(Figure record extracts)
══════════
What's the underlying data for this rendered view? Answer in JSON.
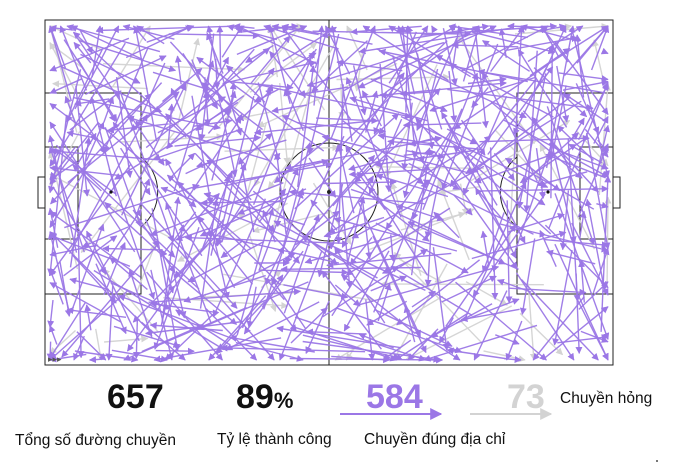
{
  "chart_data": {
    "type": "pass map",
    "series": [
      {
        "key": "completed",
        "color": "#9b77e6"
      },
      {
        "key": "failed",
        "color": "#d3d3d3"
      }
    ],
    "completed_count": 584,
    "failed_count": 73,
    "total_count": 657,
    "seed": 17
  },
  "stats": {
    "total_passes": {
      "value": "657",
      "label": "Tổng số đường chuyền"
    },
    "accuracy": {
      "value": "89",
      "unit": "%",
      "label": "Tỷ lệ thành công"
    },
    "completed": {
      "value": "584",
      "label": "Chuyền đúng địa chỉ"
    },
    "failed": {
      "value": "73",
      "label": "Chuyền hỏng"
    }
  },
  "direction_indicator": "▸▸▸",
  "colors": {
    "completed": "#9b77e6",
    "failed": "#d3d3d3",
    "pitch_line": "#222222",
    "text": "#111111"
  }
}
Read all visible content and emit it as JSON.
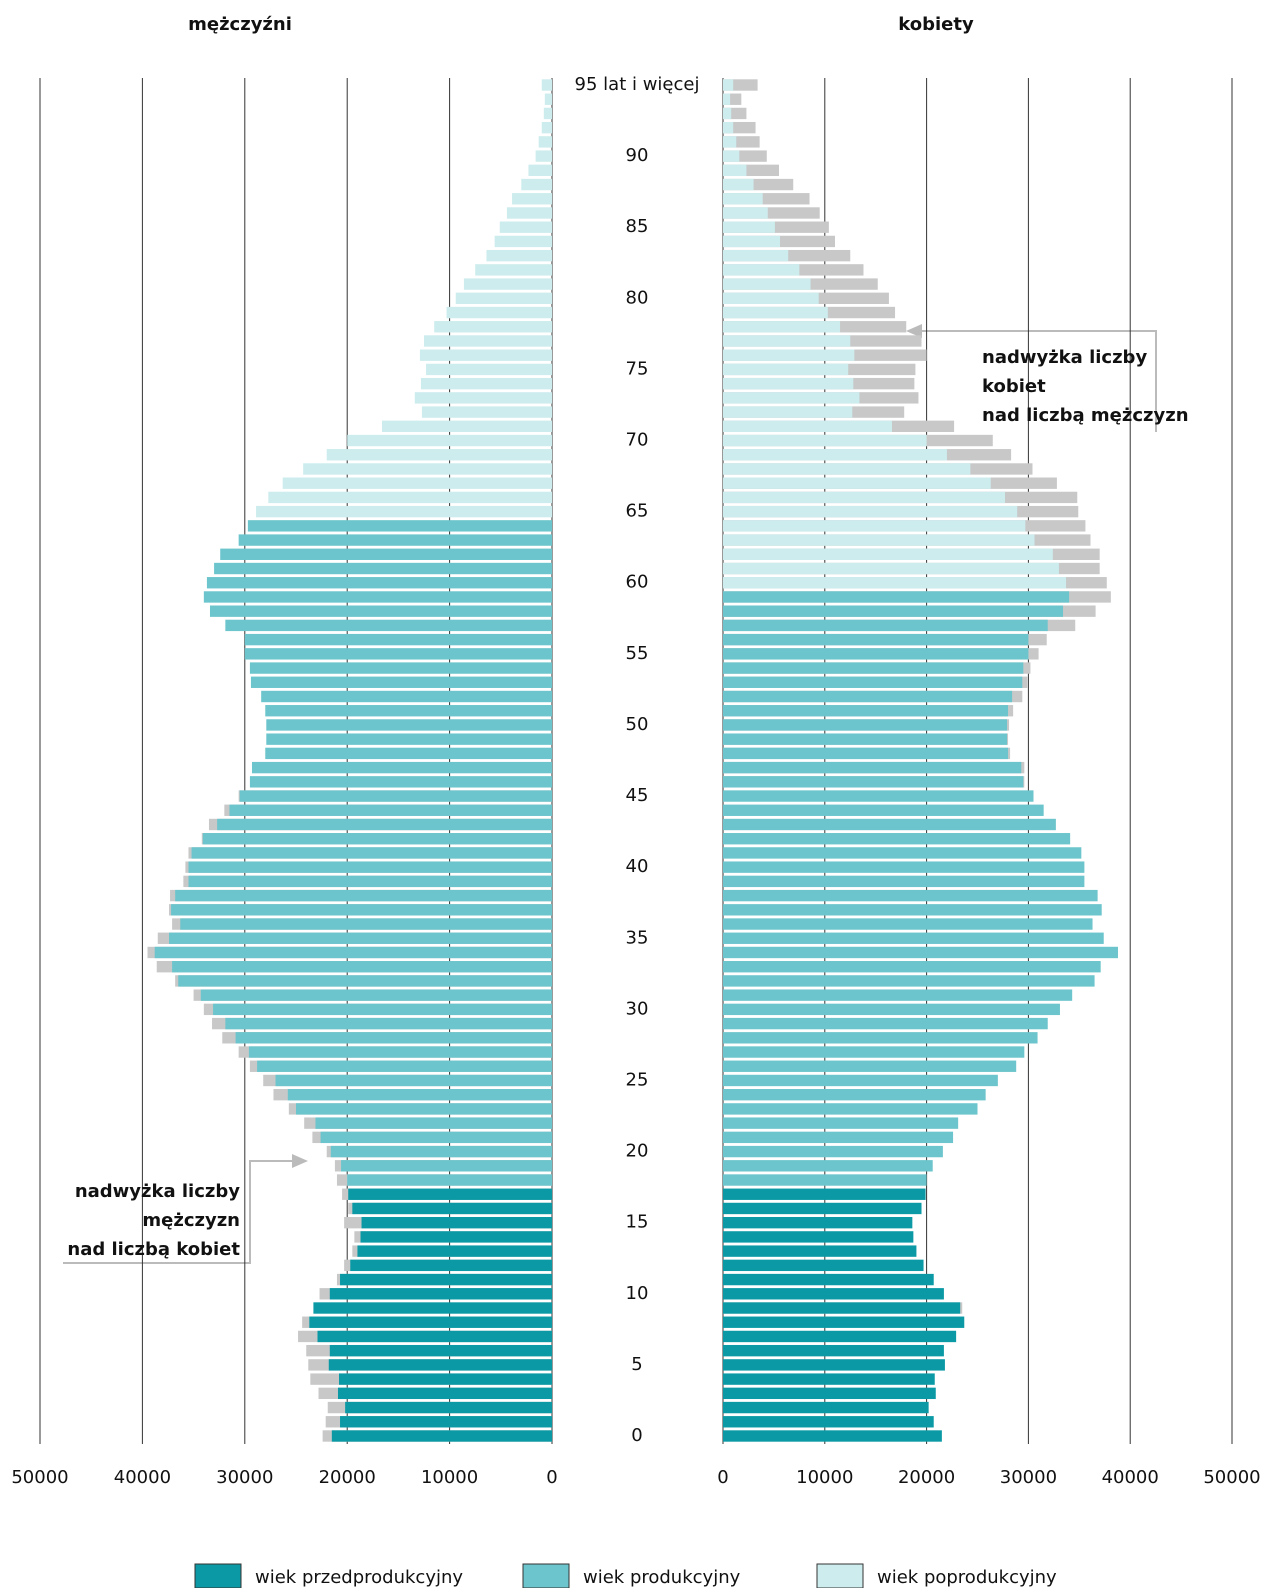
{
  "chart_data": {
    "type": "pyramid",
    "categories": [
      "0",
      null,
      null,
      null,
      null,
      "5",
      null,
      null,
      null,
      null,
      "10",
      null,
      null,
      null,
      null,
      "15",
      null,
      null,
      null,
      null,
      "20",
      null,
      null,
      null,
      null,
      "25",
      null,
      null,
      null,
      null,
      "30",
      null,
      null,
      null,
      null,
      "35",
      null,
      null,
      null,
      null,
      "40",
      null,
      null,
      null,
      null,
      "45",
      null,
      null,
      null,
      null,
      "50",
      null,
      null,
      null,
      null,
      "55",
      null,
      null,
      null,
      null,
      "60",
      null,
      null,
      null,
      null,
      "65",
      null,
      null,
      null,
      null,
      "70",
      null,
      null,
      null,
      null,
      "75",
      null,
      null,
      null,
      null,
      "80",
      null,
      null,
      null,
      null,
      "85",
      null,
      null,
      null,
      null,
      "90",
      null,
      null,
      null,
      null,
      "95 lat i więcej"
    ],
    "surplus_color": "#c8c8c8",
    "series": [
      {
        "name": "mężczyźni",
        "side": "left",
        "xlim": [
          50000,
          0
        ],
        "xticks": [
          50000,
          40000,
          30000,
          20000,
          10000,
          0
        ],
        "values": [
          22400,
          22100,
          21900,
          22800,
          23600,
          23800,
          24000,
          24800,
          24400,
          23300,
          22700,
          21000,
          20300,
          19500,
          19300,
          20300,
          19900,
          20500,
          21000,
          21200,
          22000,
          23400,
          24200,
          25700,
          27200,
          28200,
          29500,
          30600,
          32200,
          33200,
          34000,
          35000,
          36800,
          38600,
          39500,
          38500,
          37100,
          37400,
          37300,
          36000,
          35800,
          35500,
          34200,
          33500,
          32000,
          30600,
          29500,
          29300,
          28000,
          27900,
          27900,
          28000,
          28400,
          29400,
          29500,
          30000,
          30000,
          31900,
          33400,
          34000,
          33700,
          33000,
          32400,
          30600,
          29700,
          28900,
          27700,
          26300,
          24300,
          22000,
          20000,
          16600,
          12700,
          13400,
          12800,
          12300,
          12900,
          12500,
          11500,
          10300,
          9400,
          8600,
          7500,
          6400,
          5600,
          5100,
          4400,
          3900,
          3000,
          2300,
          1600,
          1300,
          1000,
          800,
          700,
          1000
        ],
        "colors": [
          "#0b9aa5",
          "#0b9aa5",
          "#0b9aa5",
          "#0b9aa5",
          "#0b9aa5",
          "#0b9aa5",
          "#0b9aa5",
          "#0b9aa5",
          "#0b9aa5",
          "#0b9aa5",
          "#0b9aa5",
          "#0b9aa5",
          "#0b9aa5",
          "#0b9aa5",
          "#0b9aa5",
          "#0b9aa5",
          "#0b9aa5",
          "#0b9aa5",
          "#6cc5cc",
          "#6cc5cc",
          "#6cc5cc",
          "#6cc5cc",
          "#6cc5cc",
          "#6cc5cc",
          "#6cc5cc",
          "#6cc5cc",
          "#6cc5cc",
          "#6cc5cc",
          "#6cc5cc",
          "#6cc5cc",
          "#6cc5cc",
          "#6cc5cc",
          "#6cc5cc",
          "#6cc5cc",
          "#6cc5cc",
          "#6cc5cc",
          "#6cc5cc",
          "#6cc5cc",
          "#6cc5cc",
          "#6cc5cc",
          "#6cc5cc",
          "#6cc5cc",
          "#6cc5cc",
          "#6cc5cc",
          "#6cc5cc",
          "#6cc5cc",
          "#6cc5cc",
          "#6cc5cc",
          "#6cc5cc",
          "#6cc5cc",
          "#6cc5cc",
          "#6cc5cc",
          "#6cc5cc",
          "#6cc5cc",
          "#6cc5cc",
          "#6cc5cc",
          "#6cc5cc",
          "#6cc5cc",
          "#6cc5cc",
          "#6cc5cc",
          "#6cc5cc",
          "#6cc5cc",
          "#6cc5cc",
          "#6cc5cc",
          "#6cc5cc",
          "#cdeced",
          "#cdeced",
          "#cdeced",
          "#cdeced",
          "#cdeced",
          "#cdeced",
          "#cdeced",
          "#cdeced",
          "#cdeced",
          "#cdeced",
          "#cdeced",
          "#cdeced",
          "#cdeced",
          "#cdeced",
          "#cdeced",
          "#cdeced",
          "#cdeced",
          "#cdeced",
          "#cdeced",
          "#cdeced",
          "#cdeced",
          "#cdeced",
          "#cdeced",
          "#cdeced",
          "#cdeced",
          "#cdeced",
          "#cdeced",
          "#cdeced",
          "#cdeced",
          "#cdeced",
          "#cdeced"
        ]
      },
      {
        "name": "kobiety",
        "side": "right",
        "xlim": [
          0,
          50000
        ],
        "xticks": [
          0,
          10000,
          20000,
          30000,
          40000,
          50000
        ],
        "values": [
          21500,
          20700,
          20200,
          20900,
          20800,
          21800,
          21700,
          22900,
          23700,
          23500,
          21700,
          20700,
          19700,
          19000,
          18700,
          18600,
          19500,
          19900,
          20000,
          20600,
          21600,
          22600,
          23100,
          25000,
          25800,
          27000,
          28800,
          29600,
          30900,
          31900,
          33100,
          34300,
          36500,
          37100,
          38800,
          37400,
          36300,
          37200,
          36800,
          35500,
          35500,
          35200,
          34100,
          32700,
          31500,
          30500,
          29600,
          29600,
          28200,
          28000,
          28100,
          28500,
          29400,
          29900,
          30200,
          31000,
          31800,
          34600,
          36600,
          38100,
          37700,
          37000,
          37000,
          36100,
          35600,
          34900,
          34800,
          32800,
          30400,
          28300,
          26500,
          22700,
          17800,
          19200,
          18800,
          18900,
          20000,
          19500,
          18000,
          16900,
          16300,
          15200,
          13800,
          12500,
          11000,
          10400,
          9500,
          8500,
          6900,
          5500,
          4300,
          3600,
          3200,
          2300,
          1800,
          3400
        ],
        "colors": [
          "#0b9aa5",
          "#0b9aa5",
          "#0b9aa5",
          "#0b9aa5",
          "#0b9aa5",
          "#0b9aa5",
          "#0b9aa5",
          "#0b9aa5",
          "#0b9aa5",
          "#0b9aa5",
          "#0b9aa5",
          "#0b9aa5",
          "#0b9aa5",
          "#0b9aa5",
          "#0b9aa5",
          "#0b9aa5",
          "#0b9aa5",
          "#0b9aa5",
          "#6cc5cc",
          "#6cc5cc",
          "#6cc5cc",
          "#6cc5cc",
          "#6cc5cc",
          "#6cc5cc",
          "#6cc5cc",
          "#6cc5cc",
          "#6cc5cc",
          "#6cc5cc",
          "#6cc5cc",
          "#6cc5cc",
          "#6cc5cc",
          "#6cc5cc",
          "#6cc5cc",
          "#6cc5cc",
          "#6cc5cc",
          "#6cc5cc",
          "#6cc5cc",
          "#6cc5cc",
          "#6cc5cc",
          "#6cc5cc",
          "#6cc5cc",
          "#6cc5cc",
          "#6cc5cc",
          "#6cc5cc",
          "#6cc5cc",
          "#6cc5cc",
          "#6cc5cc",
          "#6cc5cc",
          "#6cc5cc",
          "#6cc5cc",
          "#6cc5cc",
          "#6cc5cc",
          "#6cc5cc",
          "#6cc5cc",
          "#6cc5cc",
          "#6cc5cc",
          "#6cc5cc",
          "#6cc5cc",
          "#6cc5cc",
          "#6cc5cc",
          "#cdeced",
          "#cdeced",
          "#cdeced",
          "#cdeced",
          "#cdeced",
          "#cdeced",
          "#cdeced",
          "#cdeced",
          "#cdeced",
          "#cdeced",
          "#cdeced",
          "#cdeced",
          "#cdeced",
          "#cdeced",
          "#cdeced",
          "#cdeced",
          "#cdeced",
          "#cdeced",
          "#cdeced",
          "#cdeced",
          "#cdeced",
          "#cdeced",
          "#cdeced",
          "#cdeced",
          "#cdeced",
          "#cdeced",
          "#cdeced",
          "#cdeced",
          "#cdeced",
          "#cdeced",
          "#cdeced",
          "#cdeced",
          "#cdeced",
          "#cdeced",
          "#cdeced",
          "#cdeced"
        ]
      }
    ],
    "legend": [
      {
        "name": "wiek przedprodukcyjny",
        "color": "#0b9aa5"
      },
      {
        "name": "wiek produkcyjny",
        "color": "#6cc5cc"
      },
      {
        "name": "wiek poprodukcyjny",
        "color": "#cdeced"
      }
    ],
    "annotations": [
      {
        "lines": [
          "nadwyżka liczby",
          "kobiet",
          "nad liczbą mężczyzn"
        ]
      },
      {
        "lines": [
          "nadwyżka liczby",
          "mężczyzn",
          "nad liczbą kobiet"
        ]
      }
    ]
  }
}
══════════
§ **Short problem**:
Give only the count of lines in which the string "liczbą" appears.

§ **Final answer**:
2